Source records

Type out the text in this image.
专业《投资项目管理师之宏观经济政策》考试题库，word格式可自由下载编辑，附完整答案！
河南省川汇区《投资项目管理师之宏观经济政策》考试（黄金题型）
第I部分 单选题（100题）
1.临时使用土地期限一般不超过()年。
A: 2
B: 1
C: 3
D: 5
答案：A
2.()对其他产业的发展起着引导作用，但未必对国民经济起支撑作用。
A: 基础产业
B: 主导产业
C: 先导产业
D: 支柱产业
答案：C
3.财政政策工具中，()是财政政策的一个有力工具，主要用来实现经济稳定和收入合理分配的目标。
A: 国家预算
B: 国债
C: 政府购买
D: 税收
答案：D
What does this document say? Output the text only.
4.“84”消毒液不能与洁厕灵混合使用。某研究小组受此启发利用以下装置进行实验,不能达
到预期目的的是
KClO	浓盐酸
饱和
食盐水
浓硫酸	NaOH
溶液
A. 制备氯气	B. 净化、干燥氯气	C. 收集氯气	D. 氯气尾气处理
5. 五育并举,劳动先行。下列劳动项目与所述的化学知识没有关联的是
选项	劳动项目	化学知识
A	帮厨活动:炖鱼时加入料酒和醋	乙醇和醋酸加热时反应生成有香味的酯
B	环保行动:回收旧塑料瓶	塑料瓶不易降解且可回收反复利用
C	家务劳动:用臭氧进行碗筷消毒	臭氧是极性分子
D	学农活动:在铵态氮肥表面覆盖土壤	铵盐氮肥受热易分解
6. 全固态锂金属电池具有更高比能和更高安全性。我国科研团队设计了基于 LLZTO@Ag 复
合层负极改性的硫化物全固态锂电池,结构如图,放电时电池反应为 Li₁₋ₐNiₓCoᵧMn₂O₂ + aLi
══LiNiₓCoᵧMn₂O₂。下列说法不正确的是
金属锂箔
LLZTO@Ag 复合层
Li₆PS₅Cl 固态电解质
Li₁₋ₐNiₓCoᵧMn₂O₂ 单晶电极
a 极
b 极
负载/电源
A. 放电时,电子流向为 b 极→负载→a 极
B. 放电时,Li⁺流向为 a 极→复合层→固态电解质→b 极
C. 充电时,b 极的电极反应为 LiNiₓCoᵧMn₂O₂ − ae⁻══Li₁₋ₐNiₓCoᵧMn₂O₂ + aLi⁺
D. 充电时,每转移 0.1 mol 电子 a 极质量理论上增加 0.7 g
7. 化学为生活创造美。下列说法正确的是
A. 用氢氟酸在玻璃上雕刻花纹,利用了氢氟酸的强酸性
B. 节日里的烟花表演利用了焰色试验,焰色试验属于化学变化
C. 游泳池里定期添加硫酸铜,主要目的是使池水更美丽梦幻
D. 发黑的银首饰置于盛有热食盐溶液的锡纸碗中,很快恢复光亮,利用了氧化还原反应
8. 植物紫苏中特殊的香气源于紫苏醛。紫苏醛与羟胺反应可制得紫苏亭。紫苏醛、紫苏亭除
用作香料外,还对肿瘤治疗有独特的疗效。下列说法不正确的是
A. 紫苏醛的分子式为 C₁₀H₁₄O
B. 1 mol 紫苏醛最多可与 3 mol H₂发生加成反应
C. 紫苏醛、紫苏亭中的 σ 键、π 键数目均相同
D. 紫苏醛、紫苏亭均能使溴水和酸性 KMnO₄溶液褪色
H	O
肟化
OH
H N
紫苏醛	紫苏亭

__PROBLEM REQUIREMENTS__: Extract each entry in full, exactly as given.

__ANSWER TO THE PROBLEM__:
Type out the text in this image.
专业《投资项目管理师之宏观经济政策》考试题库，word格式可自由下载编辑，附完整答案！
河南省川汇区《投资项目管理师之宏观经济政策》考试（黄金题型）
第I部分 单选题（100题）
1.临时使用土地期限一般不超过()年。
A: 2
B: 1
C: 3
D: 5
答案：A
2.()对其他产业的发展起着引导作用，但未必对国民经济起支撑作用。
A: 基础产业
B: 主导产业
C: 先导产业
D: 支柱产业
答案：C
3.财政政策工具中，()是财政政策的一个有力工具，主要用来实现经济稳定和收入合理分配的目标。
A: 国家预算
B: 国债
C: 政府购买
D: 税收
答案：D
What does this document say? Output the text only.
4.“84”消毒液不能与洁厕灵混合使用。某研究小组受此启发利用以下装置进行实验,不能达
到预期目的的是
KClO	浓盐酸
饱和
食盐水
浓硫酸	NaOH
溶液
A. 制备氯气	B. 净化、干燥氯气	C. 收集氯气	D. 氯气尾气处理
5. 五育并举,劳动先行。下列劳动项目与所述的化学知识没有关联的是
选项	劳动项目	化学知识
A	帮厨活动:炖鱼时加入料酒和醋	乙醇和醋酸加热时反应生成有香味的酯
B	环保行动:回收旧塑料瓶	塑料瓶不易降解且可回收反复利用
C	家务劳动:用臭氧进行碗筷消毒	臭氧是极性分子
D	学农活动:在铵态氮肥表面覆盖土壤	铵盐氮肥受热易分解
6. 全固态锂金属电池具有更高比能和更高安全性。我国科研团队设计了基于 LLZTO@Ag 复
合层负极改性的硫化物全固态锂电池,结构如图,放电时电池反应为 Li₁₋ₐNiₓCoᵧMn₂O₂ + aLi
══LiNiₓCoᵧMn₂O₂。下列说法不正确的是
金属锂箔
LLZTO@Ag 复合层
Li₆PS₅Cl 固态电解质
Li₁₋ₐNiₓCoᵧMn₂O₂ 单晶电极
a 极
b 极
负载/电源
A. 放电时,电子流向为 b 极→负载→a 极
B. 放电时,Li⁺流向为 a 极→复合层→固态电解质→b 极
C. 充电时,b 极的电极反应为 LiNiₓCoᵧMn₂O₂ − ae⁻══Li₁₋ₐNiₓCoᵧMn₂O₂ + aLi⁺
D. 充电时,每转移 0.1 mol 电子 a 极质量理论上增加 0.7 g
7. 化学为生活创造美。下列说法正确的是
A. 用氢氟酸在玻璃上雕刻花纹,利用了氢氟酸的强酸性
B. 节日里的烟花表演利用了焰色试验,焰色试验属于化学变化
C. 游泳池里定期添加硫酸铜,主要目的是使池水更美丽梦幻
D. 发黑的银首饰置于盛有热食盐溶液的锡纸碗中,很快恢复光亮,利用了氧化还原反应
8. 植物紫苏中特殊的香气源于紫苏醛。紫苏醛与羟胺反应可制得紫苏亭。紫苏醛、紫苏亭除
用作香料外,还对肿瘤治疗有独特的疗效。下列说法不正确的是
A. 紫苏醛的分子式为 C₁₀H₁₄O
B. 1 mol 紫苏醛最多可与 3 mol H₂发生加成反应
C. 紫苏醛、紫苏亭中的 σ 键、π 键数目均相同
D. 紫苏醛、紫苏亭均能使溴水和酸性 KMnO₄溶液褪色
H	O
肟化
OH
H N
紫苏醛	紫苏亭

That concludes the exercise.